> _Work to do_
Your task is to print all of the data word for word.

########################################

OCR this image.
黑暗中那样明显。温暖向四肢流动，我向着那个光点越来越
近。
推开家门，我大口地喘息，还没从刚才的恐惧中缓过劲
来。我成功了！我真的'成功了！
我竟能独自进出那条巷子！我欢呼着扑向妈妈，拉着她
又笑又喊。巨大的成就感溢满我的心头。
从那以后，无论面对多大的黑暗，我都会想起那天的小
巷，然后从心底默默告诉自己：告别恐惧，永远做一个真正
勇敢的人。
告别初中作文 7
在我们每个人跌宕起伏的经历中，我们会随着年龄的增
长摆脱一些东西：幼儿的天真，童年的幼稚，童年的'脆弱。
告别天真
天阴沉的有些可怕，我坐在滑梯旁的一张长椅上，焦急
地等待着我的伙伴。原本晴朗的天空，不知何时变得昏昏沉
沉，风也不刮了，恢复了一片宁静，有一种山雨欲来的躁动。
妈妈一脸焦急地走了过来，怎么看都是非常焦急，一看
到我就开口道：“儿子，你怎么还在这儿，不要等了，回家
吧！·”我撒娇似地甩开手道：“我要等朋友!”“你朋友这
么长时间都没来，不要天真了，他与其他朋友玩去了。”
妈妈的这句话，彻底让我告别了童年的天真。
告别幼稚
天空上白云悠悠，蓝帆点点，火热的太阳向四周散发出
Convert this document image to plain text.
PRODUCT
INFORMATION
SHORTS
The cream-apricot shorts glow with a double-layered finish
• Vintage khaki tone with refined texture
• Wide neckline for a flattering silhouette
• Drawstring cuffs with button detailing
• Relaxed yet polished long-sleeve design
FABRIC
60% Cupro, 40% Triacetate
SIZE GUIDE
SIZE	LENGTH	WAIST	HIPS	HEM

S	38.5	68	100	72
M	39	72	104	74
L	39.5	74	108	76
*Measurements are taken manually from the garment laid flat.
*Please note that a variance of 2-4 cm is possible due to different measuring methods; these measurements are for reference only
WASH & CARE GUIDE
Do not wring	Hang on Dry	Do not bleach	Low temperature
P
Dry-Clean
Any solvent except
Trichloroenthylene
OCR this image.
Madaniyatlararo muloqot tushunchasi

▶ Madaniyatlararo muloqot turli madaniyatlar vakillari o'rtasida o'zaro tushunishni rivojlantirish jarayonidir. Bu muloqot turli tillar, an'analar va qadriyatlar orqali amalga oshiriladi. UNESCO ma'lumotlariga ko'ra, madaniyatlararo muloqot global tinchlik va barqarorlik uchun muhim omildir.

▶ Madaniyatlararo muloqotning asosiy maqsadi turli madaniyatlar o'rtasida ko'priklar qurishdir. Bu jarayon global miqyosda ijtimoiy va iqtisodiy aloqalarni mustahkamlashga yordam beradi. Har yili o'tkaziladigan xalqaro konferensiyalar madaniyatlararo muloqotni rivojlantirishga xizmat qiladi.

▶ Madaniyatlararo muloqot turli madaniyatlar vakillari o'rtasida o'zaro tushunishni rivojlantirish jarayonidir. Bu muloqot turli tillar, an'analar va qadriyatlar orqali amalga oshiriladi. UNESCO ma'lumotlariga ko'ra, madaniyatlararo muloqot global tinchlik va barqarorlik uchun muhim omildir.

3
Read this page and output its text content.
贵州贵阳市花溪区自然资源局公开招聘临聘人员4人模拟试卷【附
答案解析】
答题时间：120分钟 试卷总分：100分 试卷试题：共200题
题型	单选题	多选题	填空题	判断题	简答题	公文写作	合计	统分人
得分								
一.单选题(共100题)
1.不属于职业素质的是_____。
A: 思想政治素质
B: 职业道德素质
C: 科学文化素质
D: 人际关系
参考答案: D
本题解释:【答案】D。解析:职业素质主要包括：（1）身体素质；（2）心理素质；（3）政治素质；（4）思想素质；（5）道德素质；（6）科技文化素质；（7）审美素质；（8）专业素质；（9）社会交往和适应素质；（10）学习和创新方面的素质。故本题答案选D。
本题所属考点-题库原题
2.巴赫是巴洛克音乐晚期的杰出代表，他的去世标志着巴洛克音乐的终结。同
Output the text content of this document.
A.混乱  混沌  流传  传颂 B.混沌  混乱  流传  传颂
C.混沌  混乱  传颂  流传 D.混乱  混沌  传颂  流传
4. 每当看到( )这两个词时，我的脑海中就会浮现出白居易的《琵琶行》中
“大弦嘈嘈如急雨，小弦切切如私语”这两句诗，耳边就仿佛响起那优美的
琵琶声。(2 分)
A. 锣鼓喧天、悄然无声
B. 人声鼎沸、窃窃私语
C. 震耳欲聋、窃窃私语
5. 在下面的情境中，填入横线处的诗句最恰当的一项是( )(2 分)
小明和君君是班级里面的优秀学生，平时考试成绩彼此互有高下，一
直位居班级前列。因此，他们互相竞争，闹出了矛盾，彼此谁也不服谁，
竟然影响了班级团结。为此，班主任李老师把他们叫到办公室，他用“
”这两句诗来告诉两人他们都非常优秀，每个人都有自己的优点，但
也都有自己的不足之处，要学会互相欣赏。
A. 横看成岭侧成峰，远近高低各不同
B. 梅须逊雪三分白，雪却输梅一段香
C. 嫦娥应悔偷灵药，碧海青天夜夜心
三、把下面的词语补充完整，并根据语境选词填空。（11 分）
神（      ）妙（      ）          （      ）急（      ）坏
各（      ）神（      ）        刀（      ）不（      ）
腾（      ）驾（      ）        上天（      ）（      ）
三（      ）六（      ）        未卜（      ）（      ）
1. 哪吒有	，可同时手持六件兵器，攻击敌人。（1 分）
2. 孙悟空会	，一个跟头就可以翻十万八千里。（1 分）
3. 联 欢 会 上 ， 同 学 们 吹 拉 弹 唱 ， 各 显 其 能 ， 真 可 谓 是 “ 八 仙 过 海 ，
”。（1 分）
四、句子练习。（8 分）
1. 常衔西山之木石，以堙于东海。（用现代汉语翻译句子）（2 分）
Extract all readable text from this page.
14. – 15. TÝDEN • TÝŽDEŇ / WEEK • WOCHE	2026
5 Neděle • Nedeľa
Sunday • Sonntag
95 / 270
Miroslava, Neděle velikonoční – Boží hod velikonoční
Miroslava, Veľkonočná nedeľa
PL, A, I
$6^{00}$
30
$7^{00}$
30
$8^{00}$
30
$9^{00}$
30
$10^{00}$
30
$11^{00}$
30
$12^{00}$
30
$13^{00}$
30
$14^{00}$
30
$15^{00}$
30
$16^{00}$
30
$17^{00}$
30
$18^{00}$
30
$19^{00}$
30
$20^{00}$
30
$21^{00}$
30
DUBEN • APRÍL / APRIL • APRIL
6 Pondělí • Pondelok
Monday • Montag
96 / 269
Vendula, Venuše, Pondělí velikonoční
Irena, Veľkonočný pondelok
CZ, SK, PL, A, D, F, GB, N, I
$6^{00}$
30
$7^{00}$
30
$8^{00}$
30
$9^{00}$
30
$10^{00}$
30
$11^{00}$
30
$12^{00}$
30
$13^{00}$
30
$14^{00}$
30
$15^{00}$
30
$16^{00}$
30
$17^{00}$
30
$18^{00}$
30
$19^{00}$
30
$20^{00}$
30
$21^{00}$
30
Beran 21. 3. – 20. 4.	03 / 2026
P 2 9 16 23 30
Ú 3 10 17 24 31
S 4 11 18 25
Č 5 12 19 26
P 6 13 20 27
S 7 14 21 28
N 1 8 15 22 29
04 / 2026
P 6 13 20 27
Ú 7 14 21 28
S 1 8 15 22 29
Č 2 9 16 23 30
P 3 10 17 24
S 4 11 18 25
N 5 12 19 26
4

########################################

> _Answer for this exercise_
OCR this image.
黑暗中那样明显。温暖向四肢流动，我向着那个光点越来越
近。
推开家门，我大口地喘息，还没从刚才的恐惧中缓过劲
来。我成功了！我真的'成功了！
我竟能独自进出那条巷子！我欢呼着扑向妈妈，拉着她
又笑又喊。巨大的成就感溢满我的心头。
从那以后，无论面对多大的黑暗，我都会想起那天的小
巷，然后从心底默默告诉自己：告别恐惧，永远做一个真正
勇敢的人。
告别初中作文 7
在我们每个人跌宕起伏的经历中，我们会随着年龄的增
长摆脱一些东西：幼儿的天真，童年的幼稚，童年的'脆弱。
告别天真
天阴沉的有些可怕，我坐在滑梯旁的一张长椅上，焦急
地等待着我的伙伴。原本晴朗的天空，不知何时变得昏昏沉
沉，风也不刮了，恢复了一片宁静，有一种山雨欲来的躁动。
妈妈一脸焦急地走了过来，怎么看都是非常焦急，一看
到我就开口道：“儿子，你怎么还在这儿，不要等了，回家
吧！·”我撒娇似地甩开手道：“我要等朋友!”“你朋友这
么长时间都没来，不要天真了，他与其他朋友玩去了。”
妈妈的这句话，彻底让我告别了童年的天真。
告别幼稚
天空上白云悠悠，蓝帆点点，火热的太阳向四周散发出
Convert this document image to plain text.
PRODUCT
INFORMATION
SHORTS
The cream-apricot shorts glow with a double-layered finish
• Vintage khaki tone with refined texture
• Wide neckline for a flattering silhouette
• Drawstring cuffs with button detailing
• Relaxed yet polished long-sleeve design
FABRIC
60% Cupro, 40% Triacetate
SIZE GUIDE
SIZE	LENGTH	WAIST	HIPS	HEM

S	38.5	68	100	72
M	39	72	104	74
L	39.5	74	108	76
*Measurements are taken manually from the garment laid flat.
*Please note that a variance of 2-4 cm is possible due to different measuring methods; these measurements are for reference only
WASH & CARE GUIDE
Do not wring	Hang on Dry	Do not bleach	Low temperature
P
Dry-Clean
Any solvent except
Trichloroenthylene
OCR this image.
Madaniyatlararo muloqot tushunchasi

▶ Madaniyatlararo muloqot turli madaniyatlar vakillari o'rtasida o'zaro tushunishni rivojlantirish jarayonidir. Bu muloqot turli tillar, an'analar va qadriyatlar orqali amalga oshiriladi. UNESCO ma'lumotlariga ko'ra, madaniyatlararo muloqot global tinchlik va barqarorlik uchun muhim omildir.

▶ Madaniyatlararo muloqotning asosiy maqsadi turli madaniyatlar o'rtasida ko'priklar qurishdir. Bu jarayon global miqyosda ijtimoiy va iqtisodiy aloqalarni mustahkamlashga yordam beradi. Har yili o'tkaziladigan xalqaro konferensiyalar madaniyatlararo muloqotni rivojlantirishga xizmat qiladi.

▶ Madaniyatlararo muloqot turli madaniyatlar vakillari o'rtasida o'zaro tushunishni rivojlantirish jarayonidir. Bu muloqot turli tillar, an'analar va qadriyatlar orqali amalga oshiriladi. UNESCO ma'lumotlariga ko'ra, madaniyatlararo muloqot global tinchlik va barqarorlik uchun muhim omildir.

3
Read this page and output its text content.
贵州贵阳市花溪区自然资源局公开招聘临聘人员4人模拟试卷【附
答案解析】
答题时间：120分钟 试卷总分：100分 试卷试题：共200题
题型	单选题	多选题	填空题	判断题	简答题	公文写作	合计	统分人
得分								
一.单选题(共100题)
1.不属于职业素质的是_____。
A: 思想政治素质
B: 职业道德素质
C: 科学文化素质
D: 人际关系
参考答案: D
本题解释:【答案】D。解析:职业素质主要包括：（1）身体素质；（2）心理素质；（3）政治素质；（4）思想素质；（5）道德素质；（6）科技文化素质；（7）审美素质；（8）专业素质；（9）社会交往和适应素质；（10）学习和创新方面的素质。故本题答案选D。
本题所属考点-题库原题
2.巴赫是巴洛克音乐晚期的杰出代表，他的去世标志着巴洛克音乐的终结。同
Output the text content of this document.
A.混乱  混沌  流传  传颂 B.混沌  混乱  流传  传颂
C.混沌  混乱  传颂  流传 D.混乱  混沌  传颂  流传
4. 每当看到( )这两个词时，我的脑海中就会浮现出白居易的《琵琶行》中
“大弦嘈嘈如急雨，小弦切切如私语”这两句诗，耳边就仿佛响起那优美的
琵琶声。(2 分)
A. 锣鼓喧天、悄然无声
B. 人声鼎沸、窃窃私语
C. 震耳欲聋、窃窃私语
5. 在下面的情境中，填入横线处的诗句最恰当的一项是( )(2 分)
小明和君君是班级里面的优秀学生，平时考试成绩彼此互有高下，一
直位居班级前列。因此，他们互相竞争，闹出了矛盾，彼此谁也不服谁，
竟然影响了班级团结。为此，班主任李老师把他们叫到办公室，他用“
”这两句诗来告诉两人他们都非常优秀，每个人都有自己的优点，但
也都有自己的不足之处，要学会互相欣赏。
A. 横看成岭侧成峰，远近高低各不同
B. 梅须逊雪三分白，雪却输梅一段香
C. 嫦娥应悔偷灵药，碧海青天夜夜心
三、把下面的词语补充完整，并根据语境选词填空。（11 分）
神（      ）妙（      ）          （      ）急（      ）坏
各（      ）神（      ）        刀（      ）不（      ）
腾（      ）驾（      ）        上天（      ）（      ）
三（      ）六（      ）        未卜（      ）（      ）
1. 哪吒有	，可同时手持六件兵器，攻击敌人。（1 分）
2. 孙悟空会	，一个跟头就可以翻十万八千里。（1 分）
3. 联 欢 会 上 ， 同 学 们 吹 拉 弹 唱 ， 各 显 其 能 ， 真 可 谓 是 “ 八 仙 过 海 ，
”。（1 分）
四、句子练习。（8 分）
1. 常衔西山之木石，以堙于东海。（用现代汉语翻译句子）（2 分）
Extract all readable text from this page.
14. – 15. TÝDEN • TÝŽDEŇ / WEEK • WOCHE	2026
5 Neděle • Nedeľa
Sunday • Sonntag
95 / 270
Miroslava, Neděle velikonoční – Boží hod velikonoční
Miroslava, Veľkonočná nedeľa
PL, A, I
$6^{00}$
30
$7^{00}$
30
$8^{00}$
30
$9^{00}$
30
$10^{00}$
30
$11^{00}$
30
$12^{00}$
30
$13^{00}$
30
$14^{00}$
30
$15^{00}$
30
$16^{00}$
30
$17^{00}$
30
$18^{00}$
30
$19^{00}$
30
$20^{00}$
30
$21^{00}$
30
DUBEN • APRÍL / APRIL • APRIL
6 Pondělí • Pondelok
Monday • Montag
96 / 269
Vendula, Venuše, Pondělí velikonoční
Irena, Veľkonočný pondelok
CZ, SK, PL, A, D, F, GB, N, I
$6^{00}$
30
$7^{00}$
30
$8^{00}$
30
$9^{00}$
30
$10^{00}$
30
$11^{00}$
30
$12^{00}$
30
$13^{00}$
30
$14^{00}$
30
$15^{00}$
30
$16^{00}$
30
$17^{00}$
30
$18^{00}$
30
$19^{00}$
30
$20^{00}$
30
$21^{00}$
30
Beran 21. 3. – 20. 4.	03 / 2026
P 2 9 16 23 30
Ú 3 10 17 24 31
S 4 11 18 25
Č 5 12 19 26
P 6 13 20 27
S 7 14 21 28
N 1 8 15 22 29
04 / 2026
P 6 13 20 27
Ú 7 14 21 28
S 1 8 15 22 29
Č 2 9 16 23 30
P 3 10 17 24
S 4 11 18 25
N 5 12 19 26
4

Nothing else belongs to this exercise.